Short exercise: Find the string "truyện" in the listing and report every line that has it.

Items listed in a dataset:
____

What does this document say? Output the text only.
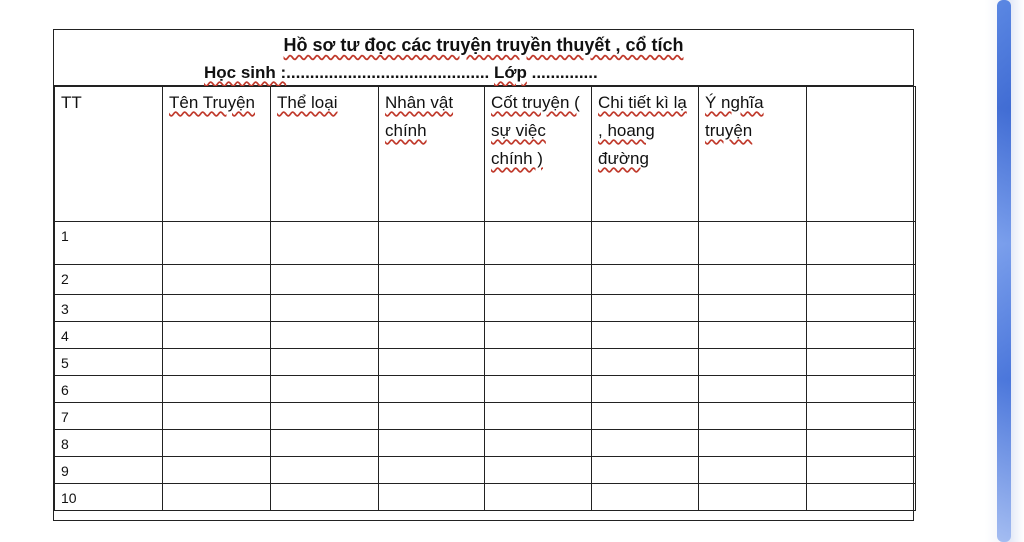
Hồ sơ tư đọc các truyện truyền thuyết , cổ tích
Học sinh :........................................... Lớp ..............
TT	Tên Truyện	Thể loại	Nhân vật chính	Cốt truyện ( sự việc chính )	Chi tiết kì lạ , hoang đường	Ý nghĩa truyện	
1							
2							
3							
4							
5							
6							
7							
8							
9							
10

____

Reply:
Hồ sơ tư đọc các truyện truyền thuyết , cổ tích
TT	Tên Truyện	Thể loại	Nhân vật chính	Cốt truyện ( sự việc chính )	Chi tiết kì lạ , hoang đường	Ý nghĩa truyện	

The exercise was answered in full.